## TASK INPUTS
[Begin]

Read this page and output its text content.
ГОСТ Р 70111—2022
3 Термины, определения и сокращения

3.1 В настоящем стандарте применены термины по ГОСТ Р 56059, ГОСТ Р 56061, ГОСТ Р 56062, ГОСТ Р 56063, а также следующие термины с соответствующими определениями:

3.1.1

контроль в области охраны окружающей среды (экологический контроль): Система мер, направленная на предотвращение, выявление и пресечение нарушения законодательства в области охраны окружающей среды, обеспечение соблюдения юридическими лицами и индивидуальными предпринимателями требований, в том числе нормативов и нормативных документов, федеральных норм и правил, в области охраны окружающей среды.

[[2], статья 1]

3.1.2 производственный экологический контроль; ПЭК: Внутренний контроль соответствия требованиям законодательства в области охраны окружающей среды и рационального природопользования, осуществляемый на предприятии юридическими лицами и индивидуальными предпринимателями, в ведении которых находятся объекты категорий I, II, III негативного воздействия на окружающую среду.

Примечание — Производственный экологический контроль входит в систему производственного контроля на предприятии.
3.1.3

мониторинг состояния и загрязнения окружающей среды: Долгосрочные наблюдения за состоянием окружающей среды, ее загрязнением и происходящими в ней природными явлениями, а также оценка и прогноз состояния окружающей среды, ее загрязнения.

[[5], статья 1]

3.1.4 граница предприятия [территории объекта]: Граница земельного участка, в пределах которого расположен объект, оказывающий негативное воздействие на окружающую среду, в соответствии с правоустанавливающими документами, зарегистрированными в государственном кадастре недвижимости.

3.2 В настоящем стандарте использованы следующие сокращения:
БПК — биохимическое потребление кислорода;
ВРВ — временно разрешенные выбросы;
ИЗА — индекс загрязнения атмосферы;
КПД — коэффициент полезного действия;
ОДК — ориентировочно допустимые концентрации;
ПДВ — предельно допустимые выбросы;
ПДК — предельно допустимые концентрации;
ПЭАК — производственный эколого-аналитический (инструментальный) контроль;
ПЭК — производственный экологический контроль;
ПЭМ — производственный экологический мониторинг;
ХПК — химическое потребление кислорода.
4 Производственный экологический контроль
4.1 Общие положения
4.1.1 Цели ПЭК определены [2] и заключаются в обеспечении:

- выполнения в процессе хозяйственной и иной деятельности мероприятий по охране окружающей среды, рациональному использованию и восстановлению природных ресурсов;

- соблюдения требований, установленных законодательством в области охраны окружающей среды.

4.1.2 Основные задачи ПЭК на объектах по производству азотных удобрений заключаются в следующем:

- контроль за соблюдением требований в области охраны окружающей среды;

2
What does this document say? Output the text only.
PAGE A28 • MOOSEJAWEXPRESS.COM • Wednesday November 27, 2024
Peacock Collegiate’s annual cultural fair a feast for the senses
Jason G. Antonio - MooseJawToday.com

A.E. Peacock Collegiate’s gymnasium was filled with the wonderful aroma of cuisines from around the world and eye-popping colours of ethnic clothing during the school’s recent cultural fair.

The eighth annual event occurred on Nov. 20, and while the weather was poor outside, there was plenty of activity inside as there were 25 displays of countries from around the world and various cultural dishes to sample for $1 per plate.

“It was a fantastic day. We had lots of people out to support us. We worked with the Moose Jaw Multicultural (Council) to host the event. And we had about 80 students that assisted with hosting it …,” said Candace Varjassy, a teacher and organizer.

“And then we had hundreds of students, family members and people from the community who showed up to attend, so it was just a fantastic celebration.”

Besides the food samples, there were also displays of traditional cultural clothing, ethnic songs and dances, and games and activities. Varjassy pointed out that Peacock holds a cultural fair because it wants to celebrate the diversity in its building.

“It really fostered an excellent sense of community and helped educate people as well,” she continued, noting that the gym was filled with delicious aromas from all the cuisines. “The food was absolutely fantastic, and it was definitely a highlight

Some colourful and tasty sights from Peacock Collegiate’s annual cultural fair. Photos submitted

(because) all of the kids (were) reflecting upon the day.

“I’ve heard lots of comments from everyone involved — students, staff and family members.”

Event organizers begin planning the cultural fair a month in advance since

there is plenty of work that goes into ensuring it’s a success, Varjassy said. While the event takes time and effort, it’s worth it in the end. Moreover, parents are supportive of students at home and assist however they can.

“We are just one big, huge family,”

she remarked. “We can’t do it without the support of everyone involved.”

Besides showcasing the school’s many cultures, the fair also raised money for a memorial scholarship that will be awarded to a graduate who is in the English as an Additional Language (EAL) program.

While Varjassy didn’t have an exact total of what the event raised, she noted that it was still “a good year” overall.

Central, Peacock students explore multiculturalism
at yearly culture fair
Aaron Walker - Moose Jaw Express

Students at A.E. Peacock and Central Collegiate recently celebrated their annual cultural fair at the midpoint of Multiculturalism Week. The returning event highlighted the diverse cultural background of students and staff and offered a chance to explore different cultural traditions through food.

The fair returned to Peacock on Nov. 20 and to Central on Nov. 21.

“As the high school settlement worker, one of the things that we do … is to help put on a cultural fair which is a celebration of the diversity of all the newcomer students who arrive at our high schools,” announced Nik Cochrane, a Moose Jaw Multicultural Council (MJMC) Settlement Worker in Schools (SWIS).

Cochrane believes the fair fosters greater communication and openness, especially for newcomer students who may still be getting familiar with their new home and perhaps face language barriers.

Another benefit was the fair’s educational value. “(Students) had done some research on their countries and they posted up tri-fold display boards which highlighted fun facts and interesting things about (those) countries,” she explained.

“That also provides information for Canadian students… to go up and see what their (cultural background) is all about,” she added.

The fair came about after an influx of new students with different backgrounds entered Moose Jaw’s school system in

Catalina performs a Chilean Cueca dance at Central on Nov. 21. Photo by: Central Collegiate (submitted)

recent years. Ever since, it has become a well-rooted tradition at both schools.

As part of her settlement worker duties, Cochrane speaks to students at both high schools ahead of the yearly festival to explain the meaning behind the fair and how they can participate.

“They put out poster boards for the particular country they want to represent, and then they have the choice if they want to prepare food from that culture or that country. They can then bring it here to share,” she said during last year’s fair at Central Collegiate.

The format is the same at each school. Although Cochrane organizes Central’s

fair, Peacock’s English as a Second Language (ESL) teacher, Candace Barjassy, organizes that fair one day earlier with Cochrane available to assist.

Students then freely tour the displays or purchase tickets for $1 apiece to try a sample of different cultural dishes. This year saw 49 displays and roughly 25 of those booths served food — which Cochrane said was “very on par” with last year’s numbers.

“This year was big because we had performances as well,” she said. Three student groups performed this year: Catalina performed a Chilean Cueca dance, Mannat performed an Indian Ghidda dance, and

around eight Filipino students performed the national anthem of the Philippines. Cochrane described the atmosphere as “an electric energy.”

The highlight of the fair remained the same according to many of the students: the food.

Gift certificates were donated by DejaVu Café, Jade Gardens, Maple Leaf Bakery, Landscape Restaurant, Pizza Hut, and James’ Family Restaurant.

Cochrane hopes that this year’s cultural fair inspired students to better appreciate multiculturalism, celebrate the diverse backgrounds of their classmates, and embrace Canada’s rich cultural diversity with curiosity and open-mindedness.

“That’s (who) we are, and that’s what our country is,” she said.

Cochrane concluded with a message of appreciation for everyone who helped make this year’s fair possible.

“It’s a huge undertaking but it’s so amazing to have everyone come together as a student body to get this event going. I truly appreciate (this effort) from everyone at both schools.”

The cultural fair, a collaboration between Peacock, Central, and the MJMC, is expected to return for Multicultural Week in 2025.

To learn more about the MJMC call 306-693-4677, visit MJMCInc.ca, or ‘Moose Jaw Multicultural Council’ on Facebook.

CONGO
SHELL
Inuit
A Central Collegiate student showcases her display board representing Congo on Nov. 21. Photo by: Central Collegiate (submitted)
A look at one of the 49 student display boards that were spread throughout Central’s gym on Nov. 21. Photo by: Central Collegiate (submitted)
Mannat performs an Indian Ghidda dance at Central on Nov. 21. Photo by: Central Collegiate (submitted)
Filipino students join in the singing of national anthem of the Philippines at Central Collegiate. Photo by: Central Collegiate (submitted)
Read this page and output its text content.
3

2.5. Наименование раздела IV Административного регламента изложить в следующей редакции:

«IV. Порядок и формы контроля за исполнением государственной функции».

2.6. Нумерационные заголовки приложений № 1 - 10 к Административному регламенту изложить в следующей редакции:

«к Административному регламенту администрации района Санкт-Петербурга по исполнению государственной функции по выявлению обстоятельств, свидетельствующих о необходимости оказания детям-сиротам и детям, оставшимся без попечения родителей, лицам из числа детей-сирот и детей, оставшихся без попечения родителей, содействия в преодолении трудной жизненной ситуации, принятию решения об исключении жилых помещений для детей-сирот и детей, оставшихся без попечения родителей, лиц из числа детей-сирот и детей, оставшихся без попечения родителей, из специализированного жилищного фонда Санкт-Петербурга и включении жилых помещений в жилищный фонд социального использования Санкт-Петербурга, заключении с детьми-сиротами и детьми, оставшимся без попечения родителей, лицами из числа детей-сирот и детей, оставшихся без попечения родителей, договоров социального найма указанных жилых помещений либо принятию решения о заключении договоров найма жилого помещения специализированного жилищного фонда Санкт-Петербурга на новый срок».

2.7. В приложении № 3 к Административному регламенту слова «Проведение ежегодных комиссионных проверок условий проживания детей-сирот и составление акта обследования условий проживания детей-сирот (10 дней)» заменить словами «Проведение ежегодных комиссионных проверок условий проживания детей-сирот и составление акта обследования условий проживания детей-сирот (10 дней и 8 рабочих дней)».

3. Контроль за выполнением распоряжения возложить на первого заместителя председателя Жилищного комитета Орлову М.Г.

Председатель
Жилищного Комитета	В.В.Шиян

[End]

Find each line holding the string "country" and copy it out.

“They put out poster boards for the particular country they want to represent, and then they have the choice if they want to prepare food from that culture or that country. They can then bring it here to share,” she said during last year’s fair at Central Collegiate.
“That’s (who) we are, and that’s what our country is,” she said.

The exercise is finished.